__Aim__
Below is a block of records. Copy every line in it that contains the word "this".
------ Record list
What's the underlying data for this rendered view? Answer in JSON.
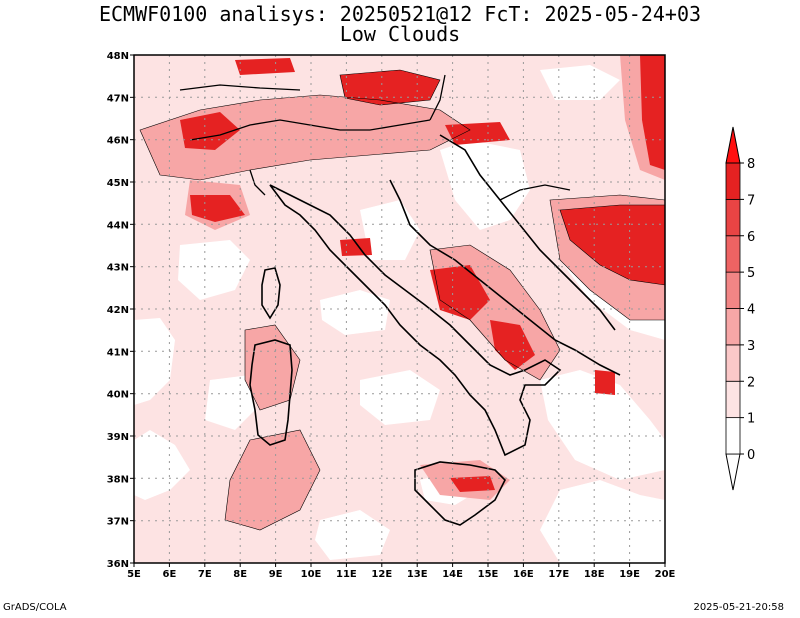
{
  "title": {
    "line1": "ECMWF0100 analisys: 20250521@12 FcT: 2025-05-24+03",
    "line2": "Low Clouds"
  },
  "credits": {
    "left": "GrADS/COLA",
    "right": "2025-05-21-20:58"
  },
  "map": {
    "lon_ticks": [
      "5E",
      "6E",
      "7E",
      "8E",
      "9E",
      "10E",
      "11E",
      "12E",
      "13E",
      "14E",
      "15E",
      "16E",
      "17E",
      "18E",
      "19E",
      "20E"
    ],
    "lat_ticks": [
      "48N",
      "47N",
      "46N",
      "45N",
      "44N",
      "43N",
      "42N",
      "41N",
      "40N",
      "39N",
      "38N",
      "37N",
      "36N"
    ],
    "lon_range": [
      5,
      20
    ],
    "lat_range": [
      36,
      48
    ],
    "grid": true,
    "grid_style": "dotted"
  },
  "colorbar": {
    "labels": [
      "0",
      "1",
      "2",
      "3",
      "4",
      "5",
      "6",
      "7",
      "8"
    ],
    "colors": [
      "#ffffff",
      "#fde3e3",
      "#fbc8c8",
      "#f7a6a6",
      "#f28585",
      "#ee6363",
      "#e94444",
      "#e52222",
      "#ff1010"
    ],
    "placement": "right"
  }
}
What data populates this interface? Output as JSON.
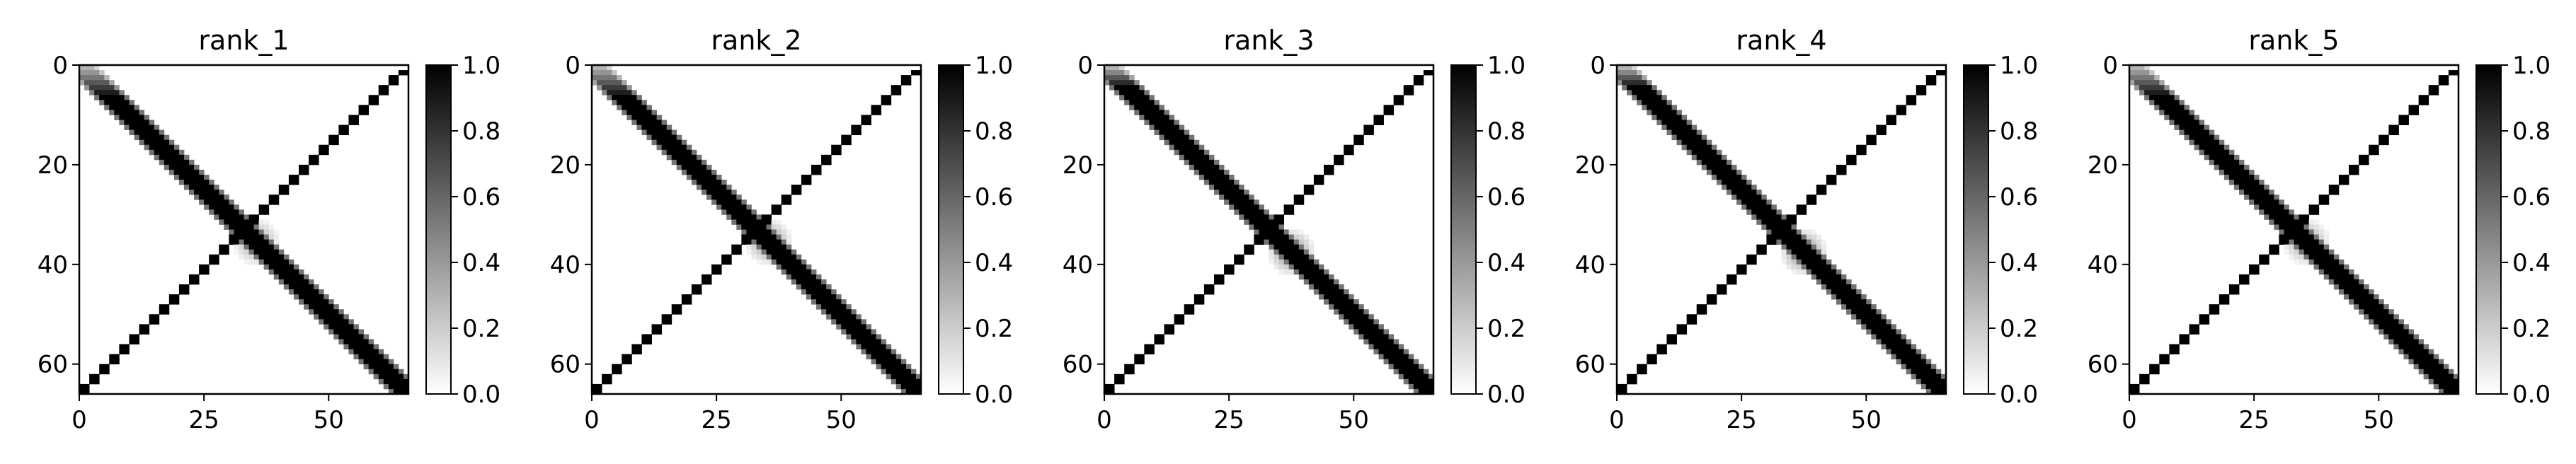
{
  "chart_data": [
    {
      "type": "heatmap",
      "title": "rank_1",
      "matrix_size": [
        66,
        66
      ],
      "x_ticks": [
        "0",
        "25",
        "50"
      ],
      "y_ticks": [
        "0",
        "20",
        "40",
        "60"
      ],
      "colorbar": {
        "min": 0.0,
        "max": 1.0,
        "ticks": [
          "0.0",
          "0.2",
          "0.4",
          "0.6",
          "0.8",
          "1.0"
        ],
        "colormap": "gray_r"
      },
      "values": {
        "main_diagonal_band": {
          "value": 1.0,
          "half_width": 3.4,
          "start_fade_rows": 6
        },
        "anti_diagonal": {
          "value": 1.0,
          "pattern": "alternating blocks",
          "row_range": [
            1,
            65
          ]
        },
        "center_blur": {
          "center": [
            35,
            35
          ],
          "value": 0.4
        }
      }
    },
    {
      "type": "heatmap",
      "title": "rank_2",
      "matrix_size": [
        66,
        66
      ],
      "x_ticks": [
        "0",
        "25",
        "50"
      ],
      "y_ticks": [
        "0",
        "20",
        "40",
        "60"
      ],
      "colorbar": {
        "min": 0.0,
        "max": 1.0,
        "ticks": [
          "0.0",
          "0.2",
          "0.4",
          "0.6",
          "0.8",
          "1.0"
        ],
        "colormap": "gray_r"
      },
      "values": {
        "main_diagonal_band": {
          "value": 1.0,
          "half_width": 3.4,
          "start_fade_rows": 6
        },
        "anti_diagonal": {
          "value": 1.0,
          "pattern": "alternating blocks",
          "row_range": [
            1,
            65
          ]
        },
        "center_blur": {
          "center": [
            35,
            35
          ],
          "value": 0.45
        }
      }
    },
    {
      "type": "heatmap",
      "title": "rank_3",
      "matrix_size": [
        66,
        66
      ],
      "x_ticks": [
        "0",
        "25",
        "50"
      ],
      "y_ticks": [
        "0",
        "20",
        "40",
        "60"
      ],
      "colorbar": {
        "min": 0.0,
        "max": 1.0,
        "ticks": [
          "0.0",
          "0.2",
          "0.4",
          "0.6",
          "0.8",
          "1.0"
        ],
        "colormap": "gray_r"
      },
      "values": {
        "main_diagonal_band": {
          "value": 1.0,
          "half_width": 3.6,
          "start_fade_rows": 4
        },
        "anti_diagonal": {
          "value": 1.0,
          "pattern": "alternating blocks",
          "row_range": [
            1,
            65
          ]
        },
        "center_blur": {
          "center": [
            37,
            37
          ],
          "value": 0.5
        }
      }
    },
    {
      "type": "heatmap",
      "title": "rank_4",
      "matrix_size": [
        66,
        66
      ],
      "x_ticks": [
        "0",
        "25",
        "50"
      ],
      "y_ticks": [
        "0",
        "20",
        "40",
        "60"
      ],
      "colorbar": {
        "min": 0.0,
        "max": 1.0,
        "ticks": [
          "0.0",
          "0.2",
          "0.4",
          "0.6",
          "0.8",
          "1.0"
        ],
        "colormap": "gray_r"
      },
      "values": {
        "main_diagonal_band": {
          "value": 1.0,
          "half_width": 3.6,
          "start_fade_rows": 4
        },
        "anti_diagonal": {
          "value": 1.0,
          "pattern": "alternating blocks",
          "row_range": [
            1,
            65
          ]
        },
        "center_blur": {
          "center": [
            37,
            37
          ],
          "value": 0.5
        }
      }
    },
    {
      "type": "heatmap",
      "title": "rank_5",
      "matrix_size": [
        66,
        66
      ],
      "x_ticks": [
        "0",
        "25",
        "50"
      ],
      "y_ticks": [
        "0",
        "20",
        "40",
        "60"
      ],
      "colorbar": {
        "min": 0.0,
        "max": 1.0,
        "ticks": [
          "0.0",
          "0.2",
          "0.4",
          "0.6",
          "0.8",
          "1.0"
        ],
        "colormap": "gray_r"
      },
      "values": {
        "main_diagonal_band": {
          "value": 1.0,
          "half_width": 3.4,
          "start_fade_rows": 6
        },
        "anti_diagonal": {
          "value": 1.0,
          "pattern": "alternating blocks",
          "row_range": [
            1,
            65
          ]
        },
        "center_blur": {
          "center": [
            35,
            35
          ],
          "value": 0.4
        }
      }
    }
  ]
}
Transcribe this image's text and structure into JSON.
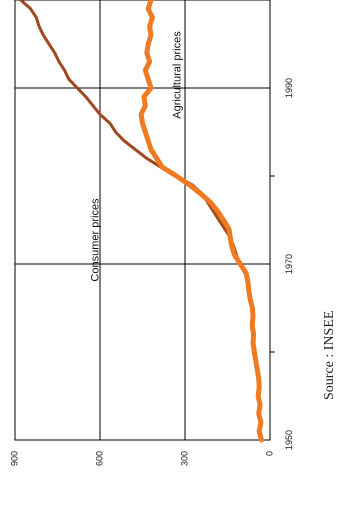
{
  "chart_data": {
    "type": "line",
    "title": "",
    "xlabel": "",
    "ylabel": "",
    "orientation": "rotated-90",
    "xlim": [
      1950,
      2000
    ],
    "ylim": [
      0,
      900
    ],
    "x_ticks": [
      1950,
      1970,
      1990
    ],
    "x_minor_ticks": [
      1960,
      1980
    ],
    "y_ticks": [
      0,
      300,
      600,
      900
    ],
    "grid": true,
    "series": [
      {
        "name": "Consumer prices",
        "color": "#a0471f",
        "x": [
          1970,
          1971,
          1972,
          1973,
          1974,
          1975,
          1976,
          1977,
          1978,
          1979,
          1980,
          1981,
          1982,
          1983,
          1984,
          1985,
          1986,
          1987,
          1988,
          1989,
          1990,
          1991,
          1992,
          1993,
          1994,
          1995,
          1996,
          1997,
          1998,
          1999,
          2000
        ],
        "values": [
          110,
          118,
          128,
          140,
          160,
          180,
          200,
          220,
          240,
          275,
          330,
          385,
          435,
          475,
          515,
          545,
          565,
          600,
          625,
          650,
          680,
          710,
          725,
          745,
          760,
          780,
          800,
          815,
          825,
          845,
          880
        ]
      },
      {
        "name": "Agricultural prices",
        "color": "#f07a22",
        "x": [
          1950,
          1951,
          1952,
          1953,
          1954,
          1955,
          1956,
          1957,
          1958,
          1959,
          1960,
          1961,
          1962,
          1963,
          1964,
          1965,
          1966,
          1967,
          1968,
          1969,
          1970,
          1971,
          1972,
          1973,
          1974,
          1975,
          1976,
          1977,
          1978,
          1979,
          1980,
          1981,
          1982,
          1983,
          1984,
          1985,
          1986,
          1987,
          1988,
          1989,
          1990,
          1991,
          1992,
          1993,
          1994,
          1995,
          1996,
          1997,
          1998,
          1999,
          2000
        ],
        "values": [
          30,
          38,
          32,
          40,
          35,
          42,
          38,
          40,
          45,
          50,
          55,
          60,
          58,
          63,
          60,
          62,
          70,
          75,
          78,
          85,
          105,
          125,
          135,
          140,
          145,
          165,
          185,
          210,
          245,
          285,
          330,
          380,
          400,
          420,
          430,
          440,
          450,
          455,
          440,
          445,
          420,
          430,
          440,
          425,
          435,
          430,
          420,
          425,
          415,
          430,
          420
        ]
      }
    ],
    "annotations": [
      {
        "text": "Consumer prices",
        "series": 0
      },
      {
        "text": "Agricultural prices",
        "series": 1
      }
    ]
  },
  "source": "Source : INSEE"
}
------------
__Finished exercise__
What's the underlying data for this rendered view? Answer in JSON.
What data populates this interface? Output as JSON.
Transcribe this image's text and structure into JSON.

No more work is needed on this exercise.